====== Data for the task ======

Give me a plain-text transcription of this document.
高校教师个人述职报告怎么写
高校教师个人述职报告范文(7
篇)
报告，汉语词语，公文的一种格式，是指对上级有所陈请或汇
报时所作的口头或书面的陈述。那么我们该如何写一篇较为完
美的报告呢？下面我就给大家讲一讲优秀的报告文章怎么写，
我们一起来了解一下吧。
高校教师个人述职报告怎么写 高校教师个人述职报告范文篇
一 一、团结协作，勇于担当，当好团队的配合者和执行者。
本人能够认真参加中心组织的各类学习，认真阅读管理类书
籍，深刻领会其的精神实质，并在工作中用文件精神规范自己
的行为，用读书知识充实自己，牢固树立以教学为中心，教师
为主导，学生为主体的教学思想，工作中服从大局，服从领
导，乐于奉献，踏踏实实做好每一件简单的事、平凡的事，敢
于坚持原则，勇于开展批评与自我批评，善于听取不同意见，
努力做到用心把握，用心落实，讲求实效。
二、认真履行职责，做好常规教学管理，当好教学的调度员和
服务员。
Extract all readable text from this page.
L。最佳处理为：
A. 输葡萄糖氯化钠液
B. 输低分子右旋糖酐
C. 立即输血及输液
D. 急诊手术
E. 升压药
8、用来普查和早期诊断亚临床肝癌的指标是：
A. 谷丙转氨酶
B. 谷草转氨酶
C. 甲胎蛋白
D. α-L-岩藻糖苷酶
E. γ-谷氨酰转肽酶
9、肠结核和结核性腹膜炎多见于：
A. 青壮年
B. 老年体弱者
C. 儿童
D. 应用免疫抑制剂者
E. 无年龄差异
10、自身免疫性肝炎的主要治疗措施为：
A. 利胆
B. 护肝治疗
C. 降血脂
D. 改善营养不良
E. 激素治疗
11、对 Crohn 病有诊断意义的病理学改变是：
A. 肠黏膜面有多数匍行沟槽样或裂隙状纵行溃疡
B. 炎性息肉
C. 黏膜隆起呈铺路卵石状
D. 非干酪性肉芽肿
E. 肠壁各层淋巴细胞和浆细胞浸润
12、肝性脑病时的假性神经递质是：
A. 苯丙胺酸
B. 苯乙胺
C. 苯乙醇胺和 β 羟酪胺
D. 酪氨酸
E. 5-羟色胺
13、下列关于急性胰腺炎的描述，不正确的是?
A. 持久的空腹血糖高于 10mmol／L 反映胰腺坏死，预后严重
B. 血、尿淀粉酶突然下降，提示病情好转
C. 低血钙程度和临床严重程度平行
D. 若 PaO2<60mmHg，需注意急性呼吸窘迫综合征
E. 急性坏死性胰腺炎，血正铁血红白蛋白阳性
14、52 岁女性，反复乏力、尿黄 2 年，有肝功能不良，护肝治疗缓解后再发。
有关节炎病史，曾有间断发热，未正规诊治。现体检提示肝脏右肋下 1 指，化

======
====== Data for the task ======

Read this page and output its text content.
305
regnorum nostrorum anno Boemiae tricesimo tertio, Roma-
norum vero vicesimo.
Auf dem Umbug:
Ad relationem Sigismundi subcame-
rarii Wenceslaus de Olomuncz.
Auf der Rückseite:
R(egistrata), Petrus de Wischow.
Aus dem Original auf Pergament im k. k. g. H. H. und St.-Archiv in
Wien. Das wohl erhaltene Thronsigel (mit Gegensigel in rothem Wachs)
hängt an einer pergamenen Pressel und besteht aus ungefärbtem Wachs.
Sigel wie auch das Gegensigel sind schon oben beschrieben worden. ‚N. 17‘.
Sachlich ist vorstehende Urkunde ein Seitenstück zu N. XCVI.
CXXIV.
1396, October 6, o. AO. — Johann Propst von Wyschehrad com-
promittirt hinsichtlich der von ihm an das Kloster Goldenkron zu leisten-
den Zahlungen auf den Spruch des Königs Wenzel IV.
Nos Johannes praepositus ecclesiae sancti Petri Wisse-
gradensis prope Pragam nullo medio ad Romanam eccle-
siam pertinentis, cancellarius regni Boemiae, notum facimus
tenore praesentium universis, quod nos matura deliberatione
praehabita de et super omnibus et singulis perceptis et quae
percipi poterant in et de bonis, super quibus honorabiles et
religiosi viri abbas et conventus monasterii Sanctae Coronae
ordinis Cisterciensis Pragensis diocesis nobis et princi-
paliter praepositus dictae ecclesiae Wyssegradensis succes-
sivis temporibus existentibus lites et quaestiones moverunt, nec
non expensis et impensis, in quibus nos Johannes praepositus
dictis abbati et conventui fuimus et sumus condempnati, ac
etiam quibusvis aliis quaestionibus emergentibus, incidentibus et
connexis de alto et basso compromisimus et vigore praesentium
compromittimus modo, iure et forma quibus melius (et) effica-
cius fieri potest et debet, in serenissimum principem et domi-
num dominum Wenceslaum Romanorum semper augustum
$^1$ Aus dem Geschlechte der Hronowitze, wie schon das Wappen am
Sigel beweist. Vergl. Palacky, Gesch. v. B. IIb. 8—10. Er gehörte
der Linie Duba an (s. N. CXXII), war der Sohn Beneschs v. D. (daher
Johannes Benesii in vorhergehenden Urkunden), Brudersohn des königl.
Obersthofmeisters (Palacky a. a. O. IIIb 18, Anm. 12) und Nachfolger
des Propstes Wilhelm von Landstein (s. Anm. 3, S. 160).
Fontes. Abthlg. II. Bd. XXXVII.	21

======

▸ **Stated exercise**
Pick out every line holding the string "this" and return it.

▸ **Correct output**
Give me a plain-text transcription of this document.
Extract all readable text from this page.
Read this page and output its text content.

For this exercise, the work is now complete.